**Request:** Give back the full material, exactly as it reads.

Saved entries
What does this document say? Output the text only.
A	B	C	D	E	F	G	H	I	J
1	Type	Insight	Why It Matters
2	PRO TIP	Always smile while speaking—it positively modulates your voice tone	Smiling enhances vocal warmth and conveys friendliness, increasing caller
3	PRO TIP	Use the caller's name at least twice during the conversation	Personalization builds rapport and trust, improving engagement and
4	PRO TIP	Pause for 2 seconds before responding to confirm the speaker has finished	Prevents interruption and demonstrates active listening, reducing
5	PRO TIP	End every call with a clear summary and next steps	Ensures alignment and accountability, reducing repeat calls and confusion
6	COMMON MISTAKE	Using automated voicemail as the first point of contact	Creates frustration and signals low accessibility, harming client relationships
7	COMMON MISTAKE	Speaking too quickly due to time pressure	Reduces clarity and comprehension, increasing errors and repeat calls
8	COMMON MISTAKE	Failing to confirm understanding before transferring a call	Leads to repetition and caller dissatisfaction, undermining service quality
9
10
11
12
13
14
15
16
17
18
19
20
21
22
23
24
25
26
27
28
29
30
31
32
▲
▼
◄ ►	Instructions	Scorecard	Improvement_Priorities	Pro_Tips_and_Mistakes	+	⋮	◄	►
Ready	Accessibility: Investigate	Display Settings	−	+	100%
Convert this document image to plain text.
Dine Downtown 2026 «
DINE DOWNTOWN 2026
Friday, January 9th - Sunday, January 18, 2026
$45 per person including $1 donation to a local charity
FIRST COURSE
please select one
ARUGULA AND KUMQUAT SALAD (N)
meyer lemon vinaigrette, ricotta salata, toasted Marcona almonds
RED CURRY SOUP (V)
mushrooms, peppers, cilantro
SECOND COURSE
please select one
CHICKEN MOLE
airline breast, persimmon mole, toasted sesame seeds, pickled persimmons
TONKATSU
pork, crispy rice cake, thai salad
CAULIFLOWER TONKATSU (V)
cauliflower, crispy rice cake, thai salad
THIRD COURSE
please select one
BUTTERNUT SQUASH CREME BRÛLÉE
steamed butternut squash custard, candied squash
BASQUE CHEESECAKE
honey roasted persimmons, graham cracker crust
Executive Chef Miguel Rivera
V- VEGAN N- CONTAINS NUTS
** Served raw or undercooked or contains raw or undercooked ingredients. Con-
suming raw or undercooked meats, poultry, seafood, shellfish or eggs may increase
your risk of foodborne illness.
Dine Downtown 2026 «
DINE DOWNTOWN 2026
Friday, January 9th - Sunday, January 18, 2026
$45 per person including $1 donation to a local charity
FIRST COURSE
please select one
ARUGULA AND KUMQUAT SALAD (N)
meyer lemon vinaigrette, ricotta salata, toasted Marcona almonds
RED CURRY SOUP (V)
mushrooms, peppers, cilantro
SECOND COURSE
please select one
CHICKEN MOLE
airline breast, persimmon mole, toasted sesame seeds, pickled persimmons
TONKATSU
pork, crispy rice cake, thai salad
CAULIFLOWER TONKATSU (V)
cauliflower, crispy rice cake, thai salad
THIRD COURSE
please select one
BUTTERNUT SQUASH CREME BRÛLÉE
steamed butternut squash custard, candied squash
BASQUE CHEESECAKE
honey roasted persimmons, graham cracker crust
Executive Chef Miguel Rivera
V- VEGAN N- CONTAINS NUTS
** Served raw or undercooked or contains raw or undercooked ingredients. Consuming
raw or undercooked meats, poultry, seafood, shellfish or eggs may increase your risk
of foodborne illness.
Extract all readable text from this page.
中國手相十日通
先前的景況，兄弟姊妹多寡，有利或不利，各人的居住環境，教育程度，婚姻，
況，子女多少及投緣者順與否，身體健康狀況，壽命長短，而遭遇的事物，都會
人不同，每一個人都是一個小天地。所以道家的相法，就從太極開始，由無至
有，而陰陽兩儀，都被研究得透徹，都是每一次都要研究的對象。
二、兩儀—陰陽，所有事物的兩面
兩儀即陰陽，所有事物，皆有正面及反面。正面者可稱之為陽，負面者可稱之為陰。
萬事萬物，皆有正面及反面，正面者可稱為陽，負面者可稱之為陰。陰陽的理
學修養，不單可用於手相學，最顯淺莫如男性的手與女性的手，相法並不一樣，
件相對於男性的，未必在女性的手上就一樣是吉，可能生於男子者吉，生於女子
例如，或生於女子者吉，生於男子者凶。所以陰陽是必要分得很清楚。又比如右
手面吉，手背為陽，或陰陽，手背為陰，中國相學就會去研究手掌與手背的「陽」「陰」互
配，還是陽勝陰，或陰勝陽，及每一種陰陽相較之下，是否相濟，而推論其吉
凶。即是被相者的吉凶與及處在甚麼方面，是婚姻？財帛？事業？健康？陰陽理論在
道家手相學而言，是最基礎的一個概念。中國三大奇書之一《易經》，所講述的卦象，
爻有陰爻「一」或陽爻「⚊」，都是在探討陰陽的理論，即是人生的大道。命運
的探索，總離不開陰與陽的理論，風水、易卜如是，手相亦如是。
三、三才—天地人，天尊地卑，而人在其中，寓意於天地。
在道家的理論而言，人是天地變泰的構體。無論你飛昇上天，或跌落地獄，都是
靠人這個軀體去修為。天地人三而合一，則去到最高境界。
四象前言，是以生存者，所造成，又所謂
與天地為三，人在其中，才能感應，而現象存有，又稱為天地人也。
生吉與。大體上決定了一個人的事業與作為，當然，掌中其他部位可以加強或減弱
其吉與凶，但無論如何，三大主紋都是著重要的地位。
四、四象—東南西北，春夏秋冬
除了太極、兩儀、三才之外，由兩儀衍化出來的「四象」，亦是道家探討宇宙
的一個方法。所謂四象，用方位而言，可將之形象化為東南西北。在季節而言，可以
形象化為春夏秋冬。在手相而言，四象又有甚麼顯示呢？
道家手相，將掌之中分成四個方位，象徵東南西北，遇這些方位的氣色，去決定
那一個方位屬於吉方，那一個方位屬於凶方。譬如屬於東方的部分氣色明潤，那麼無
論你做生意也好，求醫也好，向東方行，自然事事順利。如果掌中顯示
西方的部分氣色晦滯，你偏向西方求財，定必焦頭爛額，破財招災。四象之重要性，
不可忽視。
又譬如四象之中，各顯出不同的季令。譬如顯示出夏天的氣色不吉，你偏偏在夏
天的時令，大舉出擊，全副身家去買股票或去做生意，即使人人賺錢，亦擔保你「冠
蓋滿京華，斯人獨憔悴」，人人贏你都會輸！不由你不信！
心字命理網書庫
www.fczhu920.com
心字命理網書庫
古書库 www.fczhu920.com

**Result below:**
What does this document say? Output the text only.
A	B	C	D	E	F	G	H	I	J
1	Type	Insight	Why It Matters
2	PRO TIP	Always smile while speaking—it positively modulates your voice tone	Smiling enhances vocal warmth and conveys friendliness, increasing caller
3	PRO TIP	Use the caller's name at least twice during the conversation	Personalization builds rapport and trust, improving engagement and
4	PRO TIP	Pause for 2 seconds before responding to confirm the speaker has finished	Prevents interruption and demonstrates active listening, reducing
5	PRO TIP	End every call with a clear summary and next steps	Ensures alignment and accountability, reducing repeat calls and confusion
6	COMMON MISTAKE	Using automated voicemail as the first point of contact	Creates frustration and signals low accessibility, harming client relationships
7	COMMON MISTAKE	Speaking too quickly due to time pressure	Reduces clarity and comprehension, increasing errors and repeat calls
8	COMMON MISTAKE	Failing to confirm understanding before transferring a call	Leads to repetition and caller dissatisfaction, undermining service quality
9
10
11
12
13
14
15
16
17
18
19
20
21
22
23
24
25
26
27
28
29
30
31
32
▲
▼
◄ ►	Instructions	Scorecard	Improvement_Priorities	Pro_Tips_and_Mistakes	+	⋮	◄	►
Ready	Accessibility: Investigate	Display Settings	−	+	100%
Convert this document image to plain text.
Dine Downtown 2026 «
DINE DOWNTOWN 2026
Friday, January 9th - Sunday, January 18, 2026
$45 per person including $1 donation to a local charity
FIRST COURSE
please select one
ARUGULA AND KUMQUAT SALAD (N)
meyer lemon vinaigrette, ricotta salata, toasted Marcona almonds
RED CURRY SOUP (V)
mushrooms, peppers, cilantro
SECOND COURSE
please select one
CHICKEN MOLE
airline breast, persimmon mole, toasted sesame seeds, pickled persimmons
TONKATSU
pork, crispy rice cake, thai salad
CAULIFLOWER TONKATSU (V)
cauliflower, crispy rice cake, thai salad
THIRD COURSE
please select one
BUTTERNUT SQUASH CREME BRÛLÉE
steamed butternut squash custard, candied squash
BASQUE CHEESECAKE
honey roasted persimmons, graham cracker crust
Executive Chef Miguel Rivera
V- VEGAN N- CONTAINS NUTS
** Served raw or undercooked or contains raw or undercooked ingredients. Con-
suming raw or undercooked meats, poultry, seafood, shellfish or eggs may increase
your risk of foodborne illness.
Dine Downtown 2026 «
DINE DOWNTOWN 2026
Friday, January 9th - Sunday, January 18, 2026
$45 per person including $1 donation to a local charity
FIRST COURSE
please select one
ARUGULA AND KUMQUAT SALAD (N)
meyer lemon vinaigrette, ricotta salata, toasted Marcona almonds
RED CURRY SOUP (V)
mushrooms, peppers, cilantro
SECOND COURSE
please select one
CHICKEN MOLE
airline breast, persimmon mole, toasted sesame seeds, pickled persimmons
TONKATSU
pork, crispy rice cake, thai salad
CAULIFLOWER TONKATSU (V)
cauliflower, crispy rice cake, thai salad
THIRD COURSE
please select one
BUTTERNUT SQUASH CREME BRÛLÉE
steamed butternut squash custard, candied squash
BASQUE CHEESECAKE
honey roasted persimmons, graham cracker crust
Executive Chef Miguel Rivera
V- VEGAN N- CONTAINS NUTS
** Served raw or undercooked or contains raw or undercooked ingredients. Consuming
raw or undercooked meats, poultry, seafood, shellfish or eggs may increase your risk
of foodborne illness.
Extract all readable text from this page.
中國手相十日通
先前的景況，兄弟姊妹多寡，有利或不利，各人的居住環境，教育程度，婚姻，
況，子女多少及投緣者順與否，身體健康狀況，壽命長短，而遭遇的事物，都會
人不同，每一個人都是一個小天地。所以道家的相法，就從太極開始，由無至
有，而陰陽兩儀，都被研究得透徹，都是每一次都要研究的對象。
二、兩儀—陰陽，所有事物的兩面
兩儀即陰陽，所有事物，皆有正面及反面。正面者可稱之為陽，負面者可稱之為陰。
萬事萬物，皆有正面及反面，正面者可稱為陽，負面者可稱之為陰。陰陽的理
學修養，不單可用於手相學，最顯淺莫如男性的手與女性的手，相法並不一樣，
件相對於男性的，未必在女性的手上就一樣是吉，可能生於男子者吉，生於女子
例如，或生於女子者吉，生於男子者凶。所以陰陽是必要分得很清楚。又比如右
手面吉，手背為陽，或陰陽，手背為陰，中國相學就會去研究手掌與手背的「陽」「陰」互
配，還是陽勝陰，或陰勝陽，及每一種陰陽相較之下，是否相濟，而推論其吉
凶。即是被相者的吉凶與及處在甚麼方面，是婚姻？財帛？事業？健康？陰陽理論在
道家手相學而言，是最基礎的一個概念。中國三大奇書之一《易經》，所講述的卦象，
爻有陰爻「一」或陽爻「⚊」，都是在探討陰陽的理論，即是人生的大道。命運
的探索，總離不開陰與陽的理論，風水、易卜如是，手相亦如是。
三、三才—天地人，天尊地卑，而人在其中，寓意於天地。
在道家的理論而言，人是天地變泰的構體。無論你飛昇上天，或跌落地獄，都是
靠人這個軀體去修為。天地人三而合一，則去到最高境界。
四象前言，是以生存者，所造成，又所謂
與天地為三，人在其中，才能感應，而現象存有，又稱為天地人也。
生吉與。大體上決定了一個人的事業與作為，當然，掌中其他部位可以加強或減弱
其吉與凶，但無論如何，三大主紋都是著重要的地位。
四、四象—東南西北，春夏秋冬
除了太極、兩儀、三才之外，由兩儀衍化出來的「四象」，亦是道家探討宇宙
的一個方法。所謂四象，用方位而言，可將之形象化為東南西北。在季節而言，可以
形象化為春夏秋冬。在手相而言，四象又有甚麼顯示呢？
道家手相，將掌之中分成四個方位，象徵東南西北，遇這些方位的氣色，去決定
那一個方位屬於吉方，那一個方位屬於凶方。譬如屬於東方的部分氣色明潤，那麼無
論你做生意也好，求醫也好，向東方行，自然事事順利。如果掌中顯示
西方的部分氣色晦滯，你偏向西方求財，定必焦頭爛額，破財招災。四象之重要性，
不可忽視。
又譬如四象之中，各顯出不同的季令。譬如顯示出夏天的氣色不吉，你偏偏在夏
天的時令，大舉出擊，全副身家去買股票或去做生意，即使人人賺錢，亦擔保你「冠
蓋滿京華，斯人獨憔悴」，人人贏你都會輸！不由你不信！
心字命理網書庫
www.fczhu920.com
心字命理網書庫
古書库 www.fczhu920.com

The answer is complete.